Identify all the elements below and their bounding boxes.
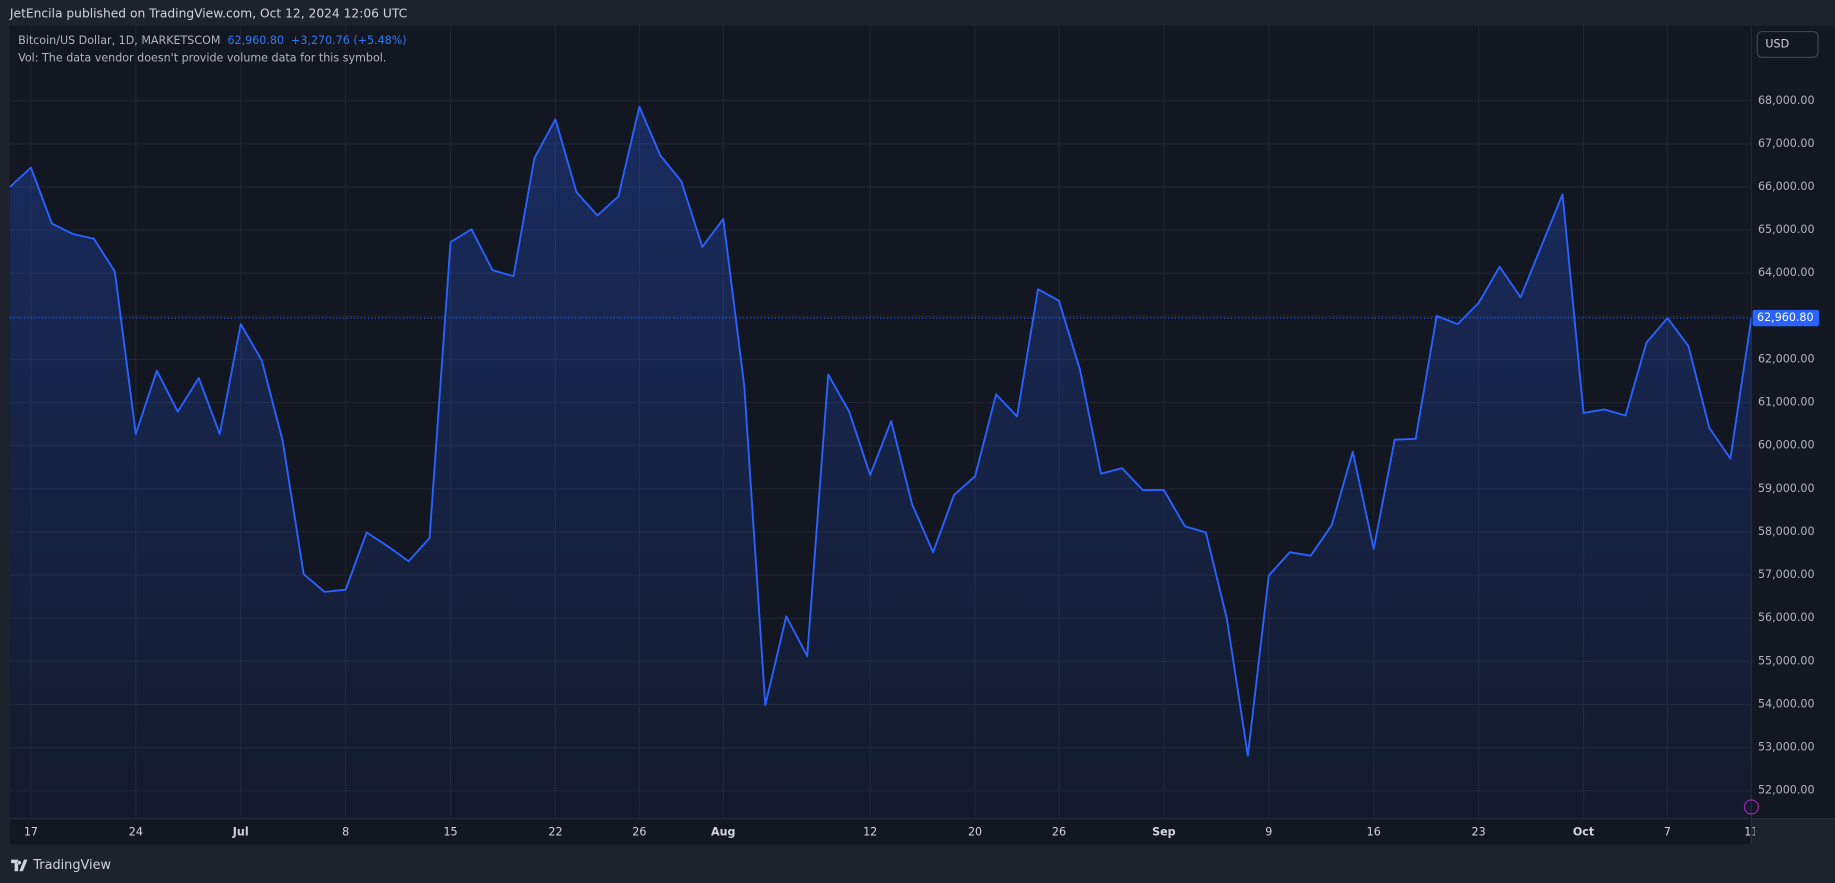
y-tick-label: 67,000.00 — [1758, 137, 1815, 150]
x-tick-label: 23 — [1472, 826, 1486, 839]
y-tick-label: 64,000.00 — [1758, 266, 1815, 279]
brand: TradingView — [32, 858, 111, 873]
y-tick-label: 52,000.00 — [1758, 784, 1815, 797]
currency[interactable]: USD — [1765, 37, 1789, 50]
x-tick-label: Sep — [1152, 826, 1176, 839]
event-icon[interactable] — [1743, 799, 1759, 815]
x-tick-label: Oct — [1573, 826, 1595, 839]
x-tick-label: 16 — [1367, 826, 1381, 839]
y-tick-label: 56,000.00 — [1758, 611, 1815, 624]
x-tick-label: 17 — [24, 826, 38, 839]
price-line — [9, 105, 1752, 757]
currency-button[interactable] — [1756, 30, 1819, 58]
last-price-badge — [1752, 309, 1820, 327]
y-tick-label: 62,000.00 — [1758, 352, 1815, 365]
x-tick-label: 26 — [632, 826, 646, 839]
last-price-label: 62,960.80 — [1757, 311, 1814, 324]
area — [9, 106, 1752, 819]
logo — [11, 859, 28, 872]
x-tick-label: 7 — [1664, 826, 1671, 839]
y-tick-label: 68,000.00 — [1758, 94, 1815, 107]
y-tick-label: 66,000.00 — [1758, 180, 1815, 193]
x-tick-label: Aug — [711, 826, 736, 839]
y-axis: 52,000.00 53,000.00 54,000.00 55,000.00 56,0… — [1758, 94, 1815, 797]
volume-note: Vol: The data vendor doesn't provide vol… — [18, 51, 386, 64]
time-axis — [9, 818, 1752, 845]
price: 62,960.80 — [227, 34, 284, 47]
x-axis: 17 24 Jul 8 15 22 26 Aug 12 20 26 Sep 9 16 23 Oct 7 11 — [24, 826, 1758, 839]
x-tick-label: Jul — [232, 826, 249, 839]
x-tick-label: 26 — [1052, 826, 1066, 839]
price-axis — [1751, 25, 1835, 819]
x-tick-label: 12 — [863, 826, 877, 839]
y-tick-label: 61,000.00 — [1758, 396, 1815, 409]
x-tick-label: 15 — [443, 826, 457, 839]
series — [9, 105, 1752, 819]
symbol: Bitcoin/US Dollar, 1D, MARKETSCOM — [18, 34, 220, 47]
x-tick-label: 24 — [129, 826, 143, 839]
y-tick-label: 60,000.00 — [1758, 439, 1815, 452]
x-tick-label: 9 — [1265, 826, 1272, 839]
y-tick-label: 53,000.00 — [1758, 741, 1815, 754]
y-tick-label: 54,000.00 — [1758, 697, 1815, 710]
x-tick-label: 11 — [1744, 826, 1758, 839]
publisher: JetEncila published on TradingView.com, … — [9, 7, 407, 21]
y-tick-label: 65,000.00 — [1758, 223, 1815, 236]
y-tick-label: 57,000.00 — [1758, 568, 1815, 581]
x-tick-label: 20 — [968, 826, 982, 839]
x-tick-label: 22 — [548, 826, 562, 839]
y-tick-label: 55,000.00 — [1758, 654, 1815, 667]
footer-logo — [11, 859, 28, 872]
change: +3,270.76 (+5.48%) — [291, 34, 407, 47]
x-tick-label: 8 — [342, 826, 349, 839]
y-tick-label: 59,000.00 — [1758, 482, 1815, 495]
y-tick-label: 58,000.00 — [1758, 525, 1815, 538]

EXERCISE:
Duplicate the stretch of lines in the material from the one containing "y-tick-label: 67,000.00 —" through the one containing "area — [9, 106, 1752, 819]", with both of those lines included.

OUTPUT FOR THIS EXERCISE:
y-tick-label: 67,000.00 — [1758, 137, 1815, 150]
x-tick-label: 23 — [1472, 826, 1486, 839]
y-tick-label: 64,000.00 — [1758, 266, 1815, 279]
brand: TradingView — [32, 858, 111, 873]
y-tick-label: 52,000.00 — [1758, 784, 1815, 797]
currency[interactable]: USD — [1765, 37, 1789, 50]
x-tick-label: Sep — [1152, 826, 1176, 839]
event-icon[interactable] — [1743, 799, 1759, 815]
x-tick-label: Oct — [1573, 826, 1595, 839]
x-tick-label: 16 — [1367, 826, 1381, 839]
y-tick-label: 56,000.00 — [1758, 611, 1815, 624]
x-tick-label: 17 — [24, 826, 38, 839]
price-line — [9, 105, 1752, 757]
currency-button[interactable] — [1756, 30, 1819, 58]
last-price-badge — [1752, 309, 1820, 327]
y-tick-label: 62,000.00 — [1758, 352, 1815, 365]
x-tick-label: 26 — [632, 826, 646, 839]
last-price-label: 62,960.80 — [1757, 311, 1814, 324]
area — [9, 106, 1752, 819]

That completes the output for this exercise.